> _Passage_
○ ○ ○ ○ ○ ○ ○
In the absence of a statutory basis for denying a debtor's exemption (such as that afforded by Section 42.004(a) of the Texas Property Code, for example), this court is reluctant to conclude that exemption claims can be disallowed solely based on a theory of impermissible pre-bankruptcy planning. There of course is great appeal to preventing a perceived malfeasor from enjoying the fruits of his or her malfeasance, especially when the appeal is made to a court sitting in equity. See Pepper v. Litton, 308 U.S. 295, 307, 308, 60 S.Ct. 238, 245-46, 246, 84 L.Ed. 281 (1939). Nonetheless, bankruptcy courts should not be seduced into such a course of action, for two reasons.
Actually, Roberts stands for a much narrower proposition than that suggested by Movants. If a debtor conceals an asset which the trustee then recovers, the debtor may not then amend his or her schedules to claim the discovered and recovered property as exempt. In re Roberts, 81 B.R. at 362-63; see 11 U.S.C. § 522(g), 542(a). All of the exempt property in question here was disclosed by the debtor from the beginning of the case and claimed as exempt (albeit obliquely), taking this case out of the Roberts rule.
Firstly, such an attack undermines existing state law property entitlements, not in service to the supremacy of a federal enactment but merely in an effort to "do the right thing," as it were. A creditor could eliminate exemptions for "improper conduct" in bankruptcy court notwithstanding the lack of a federal statutory basis, and thereby deprive the debtor of the very state law exemptions which he or she would enjoy absent bankruptcy (assuming of course that an action under Section 42.004(a) were not available). Even the Bankruptcy Code itself contemplates the preservation of those state law exemption entitlements. 11 U.S.C. § 522(b)(2)(A); see In re Komet, 104 B.R. 799, 809 (Bankr.W.D.Tex. 1989). Federal courts should be loathe to interfere with such entitlements absent specific congressional authorization. "In exercising their equitable powers federal courts must recognize `the special delicacy of the adjustment to be preserved between federal equitable power and State administration of its own law.'" City of Los Angeles v. Lyons, 461 U.S. 95, 112, 103 S.Ct. 1660, 1670, 75 L.Ed.2d 675 (1983) (quoting Stefanelli v. Minard, 342 U.S. 117, 120, 72 S.Ct. 118, 120, 96 L.Ed. 138 (1951); see United States v. Sutton, 786 F.2d 1305, 1308 (5th Cir. 1986) (Section 105 does not give to bankruptcy judges a "roving commission to do equity").
○ ○ ○ ○ ○ ○ ○
> _Collected data_
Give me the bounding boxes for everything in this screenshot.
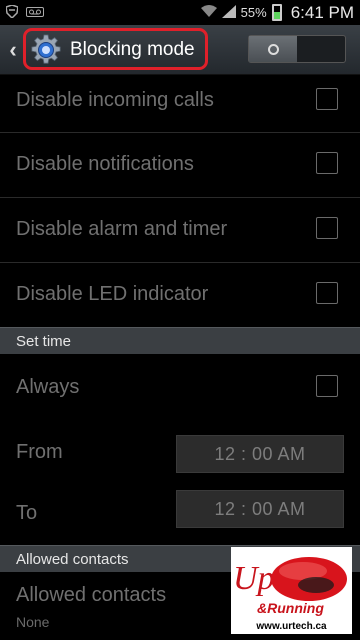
○ ○ ○ ○ ○ ○ ○
> _Short problem 1_
Can you reproduce the part of the passage on bankruptcy exemptions from "In the absence" up to and including "for two reasons."?
> _Short problem 2_
Can you carry on the passage on bankruptcy exemptions, writing the part that would follow its final sentence?

> _Output 1_
In the absence of a statutory basis for denying a debtor's exemption (such as that afforded by Section 42.004(a) of the Texas Property Code, for example), this court is reluctant to conclude that exemption claims can be disallowed solely based on a theory of impermissible pre-bankruptcy planning. There of course is great appeal to preventing a perceived malfeasor from enjoying the fruits of his or her malfeasance, especially when the appeal is made to a court sitting in equity. See Pepper v. Litton, 308 U.S. 295, 307, 308, 60 S.Ct. 238, 245-46, 246, 84 L.Ed. 281 (1939). Nonetheless, bankruptcy courts should not be seduced into such a course of action, for two reasons.

> _Output 2_
Secondly, the thrust of the Movant's appeal is at bottom an attack on the debtor's right to discharge, albeit couched in terms of objections to exemptions. The Bankruptcy Code and Rules provide specific procedures for challenging entitlement to discharge. If such procedures are not followed, the challenge may be barred for all time. 11 U.S.C. § 727(a), 524(a); Bankr.R. 4004. Drafters of the Code were vigilant in closely regulating attacks on debtors' discharge. Instituting a case law procedure such as that suggested here would create a wholly separate, unregulated alternative to the statutory procedures for objecting to discharge which this court believes would be inconsistent with clearly expressed congressional intentions. See H.R. Rep. No. 595, 95th Cong., 1st Sess 128 (1977), U.S. Code Cong. Admin. News 1978, p. 5787. This court prefers not to become an equity ombudsman. The course of action suggested by the Movants must accordingly be rejected.
Even were such an action to be available, however, it would still fail, for the Movants have failed to sustain their burden of proving that the debtor exceeded the permissible limits on prebankruptcy planning, at least with respect to the watch and the Suburban, although just what is an allowable amount of prebankruptcy planning is still an open question in this circuit. See In re Bowyer, supra. By pledging his exempt property to his ex-wife and his daughter in exchange for loans, the debtor at best borrowed against what he thought was exempt property (his furniture, fixtures and equipment) and paid down his note on the Suburban. Unless it were shown that the monies he borrowed from his ex-wife and his daughter were actually his own monies, there can be no intent derived from pledging what was thought to be exempt property to pay down a debt on other exempt property. As we have seen, Movants have not been able to prove up the source of the funds loaned to the debtor by his ex-wife and his daughter. "[T]he objecting party has the burden of proving that the exemptions are not properly claimed." Bankr. Rule 4003(c). In re Starns, 52 B.R. 405, 409 (D.C.Tex. 1985).
Accordingly, the exemption claims to the Rolex watch and the 1985 Chevrolet Suburban must withstand the creditors' challenges on these counts.
5. The individual retirement account.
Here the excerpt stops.